- _Records for this task_
_ _ _ _ _

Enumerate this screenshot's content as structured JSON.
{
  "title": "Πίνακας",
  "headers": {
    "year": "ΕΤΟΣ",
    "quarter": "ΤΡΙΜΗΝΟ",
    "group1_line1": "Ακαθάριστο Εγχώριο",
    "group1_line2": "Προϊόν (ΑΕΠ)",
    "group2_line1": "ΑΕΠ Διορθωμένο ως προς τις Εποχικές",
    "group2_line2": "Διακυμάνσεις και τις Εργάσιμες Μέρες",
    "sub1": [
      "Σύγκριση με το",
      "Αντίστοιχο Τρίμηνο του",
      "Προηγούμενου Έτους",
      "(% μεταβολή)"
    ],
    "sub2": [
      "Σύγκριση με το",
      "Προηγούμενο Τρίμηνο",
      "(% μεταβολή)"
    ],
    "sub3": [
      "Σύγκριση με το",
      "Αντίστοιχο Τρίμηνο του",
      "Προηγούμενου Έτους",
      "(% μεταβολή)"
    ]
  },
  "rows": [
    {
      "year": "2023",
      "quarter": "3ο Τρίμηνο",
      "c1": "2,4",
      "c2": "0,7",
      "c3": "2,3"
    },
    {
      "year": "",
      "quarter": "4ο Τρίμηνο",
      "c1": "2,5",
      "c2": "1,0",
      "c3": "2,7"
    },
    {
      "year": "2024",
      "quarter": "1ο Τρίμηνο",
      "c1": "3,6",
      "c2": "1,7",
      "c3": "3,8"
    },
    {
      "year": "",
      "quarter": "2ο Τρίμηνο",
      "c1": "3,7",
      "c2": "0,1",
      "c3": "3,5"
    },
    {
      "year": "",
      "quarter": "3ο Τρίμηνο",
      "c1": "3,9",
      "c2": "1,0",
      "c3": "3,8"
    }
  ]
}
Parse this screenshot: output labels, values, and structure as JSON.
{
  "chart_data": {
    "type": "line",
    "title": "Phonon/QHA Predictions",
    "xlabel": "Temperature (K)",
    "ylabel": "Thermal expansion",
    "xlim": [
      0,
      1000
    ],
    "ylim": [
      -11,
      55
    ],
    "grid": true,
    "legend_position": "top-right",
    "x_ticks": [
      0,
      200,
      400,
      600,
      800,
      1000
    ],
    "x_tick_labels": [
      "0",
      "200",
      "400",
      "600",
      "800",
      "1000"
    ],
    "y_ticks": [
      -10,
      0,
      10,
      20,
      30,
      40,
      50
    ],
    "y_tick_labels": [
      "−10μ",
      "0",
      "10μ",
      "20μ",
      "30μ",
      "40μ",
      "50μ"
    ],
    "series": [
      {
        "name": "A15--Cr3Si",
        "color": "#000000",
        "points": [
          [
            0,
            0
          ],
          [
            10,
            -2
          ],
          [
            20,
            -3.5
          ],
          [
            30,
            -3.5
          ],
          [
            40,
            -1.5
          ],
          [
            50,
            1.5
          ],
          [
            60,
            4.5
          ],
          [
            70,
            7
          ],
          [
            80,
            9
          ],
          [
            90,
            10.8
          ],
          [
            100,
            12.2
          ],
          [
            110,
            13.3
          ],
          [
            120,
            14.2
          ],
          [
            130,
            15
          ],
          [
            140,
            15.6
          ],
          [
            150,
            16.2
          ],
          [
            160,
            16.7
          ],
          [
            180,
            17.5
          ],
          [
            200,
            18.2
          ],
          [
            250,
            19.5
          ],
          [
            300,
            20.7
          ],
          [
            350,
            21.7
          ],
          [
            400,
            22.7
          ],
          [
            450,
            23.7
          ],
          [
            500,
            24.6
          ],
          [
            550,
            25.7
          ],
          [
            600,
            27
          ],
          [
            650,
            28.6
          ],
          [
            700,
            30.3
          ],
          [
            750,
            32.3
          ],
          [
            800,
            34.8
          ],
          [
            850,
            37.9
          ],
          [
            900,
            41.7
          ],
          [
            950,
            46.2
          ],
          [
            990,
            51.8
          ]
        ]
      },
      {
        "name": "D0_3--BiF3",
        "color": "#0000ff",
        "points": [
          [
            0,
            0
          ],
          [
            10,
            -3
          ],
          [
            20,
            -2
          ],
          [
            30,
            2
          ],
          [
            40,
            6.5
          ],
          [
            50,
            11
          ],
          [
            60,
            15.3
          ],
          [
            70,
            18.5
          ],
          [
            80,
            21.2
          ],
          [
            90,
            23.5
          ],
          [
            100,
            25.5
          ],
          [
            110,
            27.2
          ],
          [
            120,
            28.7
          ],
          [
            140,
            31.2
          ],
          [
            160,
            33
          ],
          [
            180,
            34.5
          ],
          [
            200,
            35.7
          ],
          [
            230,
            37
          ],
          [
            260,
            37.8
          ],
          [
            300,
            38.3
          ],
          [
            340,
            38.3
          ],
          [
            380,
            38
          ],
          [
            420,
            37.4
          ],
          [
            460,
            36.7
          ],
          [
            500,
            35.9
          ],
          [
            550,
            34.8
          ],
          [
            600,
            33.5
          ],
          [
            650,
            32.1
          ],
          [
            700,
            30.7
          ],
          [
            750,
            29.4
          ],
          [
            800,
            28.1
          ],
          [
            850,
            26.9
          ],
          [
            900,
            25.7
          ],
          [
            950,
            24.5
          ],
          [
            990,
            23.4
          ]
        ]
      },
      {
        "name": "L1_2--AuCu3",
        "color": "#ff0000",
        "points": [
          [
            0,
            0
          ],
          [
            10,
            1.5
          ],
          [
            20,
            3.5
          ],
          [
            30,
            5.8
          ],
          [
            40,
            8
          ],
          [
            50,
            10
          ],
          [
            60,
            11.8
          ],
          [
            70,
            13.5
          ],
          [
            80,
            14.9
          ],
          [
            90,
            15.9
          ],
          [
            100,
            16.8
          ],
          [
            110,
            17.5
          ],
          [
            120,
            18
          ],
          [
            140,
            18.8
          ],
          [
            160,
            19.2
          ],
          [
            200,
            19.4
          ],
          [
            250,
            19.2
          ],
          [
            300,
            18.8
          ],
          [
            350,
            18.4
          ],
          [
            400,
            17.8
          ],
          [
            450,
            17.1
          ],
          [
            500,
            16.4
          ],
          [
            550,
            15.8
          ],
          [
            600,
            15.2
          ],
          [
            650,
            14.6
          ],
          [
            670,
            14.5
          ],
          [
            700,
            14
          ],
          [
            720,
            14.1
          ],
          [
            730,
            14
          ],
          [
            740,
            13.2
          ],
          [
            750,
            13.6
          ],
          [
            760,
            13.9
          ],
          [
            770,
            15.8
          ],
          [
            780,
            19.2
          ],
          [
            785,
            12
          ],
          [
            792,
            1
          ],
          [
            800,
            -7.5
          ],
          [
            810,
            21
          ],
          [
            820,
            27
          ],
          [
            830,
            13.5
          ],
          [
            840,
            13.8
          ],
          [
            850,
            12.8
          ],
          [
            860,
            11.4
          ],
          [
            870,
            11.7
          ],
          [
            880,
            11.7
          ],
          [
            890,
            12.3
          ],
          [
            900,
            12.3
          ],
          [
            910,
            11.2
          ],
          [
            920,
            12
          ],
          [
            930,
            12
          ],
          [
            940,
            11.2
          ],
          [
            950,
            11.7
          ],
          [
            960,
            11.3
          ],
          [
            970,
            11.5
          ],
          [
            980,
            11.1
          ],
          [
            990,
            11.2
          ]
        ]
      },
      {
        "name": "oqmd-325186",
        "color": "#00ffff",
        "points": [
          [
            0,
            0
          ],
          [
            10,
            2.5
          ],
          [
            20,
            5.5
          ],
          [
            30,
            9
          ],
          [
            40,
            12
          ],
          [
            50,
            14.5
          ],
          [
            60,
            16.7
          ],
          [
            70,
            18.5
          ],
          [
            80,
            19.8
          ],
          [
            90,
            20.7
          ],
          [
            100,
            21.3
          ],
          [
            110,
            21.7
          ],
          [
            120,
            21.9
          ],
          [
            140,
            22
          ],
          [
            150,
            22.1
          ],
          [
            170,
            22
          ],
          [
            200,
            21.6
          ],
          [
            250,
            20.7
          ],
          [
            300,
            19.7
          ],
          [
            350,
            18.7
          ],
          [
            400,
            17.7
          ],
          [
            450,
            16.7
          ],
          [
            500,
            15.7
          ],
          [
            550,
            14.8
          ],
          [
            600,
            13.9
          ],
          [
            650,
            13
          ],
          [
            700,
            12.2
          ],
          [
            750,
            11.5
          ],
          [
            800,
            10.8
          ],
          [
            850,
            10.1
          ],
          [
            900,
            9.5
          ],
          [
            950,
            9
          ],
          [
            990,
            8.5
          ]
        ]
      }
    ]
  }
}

_ _ _ _ _

- _Directive_
Scan the material above. Return every line containing the string "title".

- _The reply_
  "title": "Πίνακας",
    "title": "Phonon/QHA Predictions",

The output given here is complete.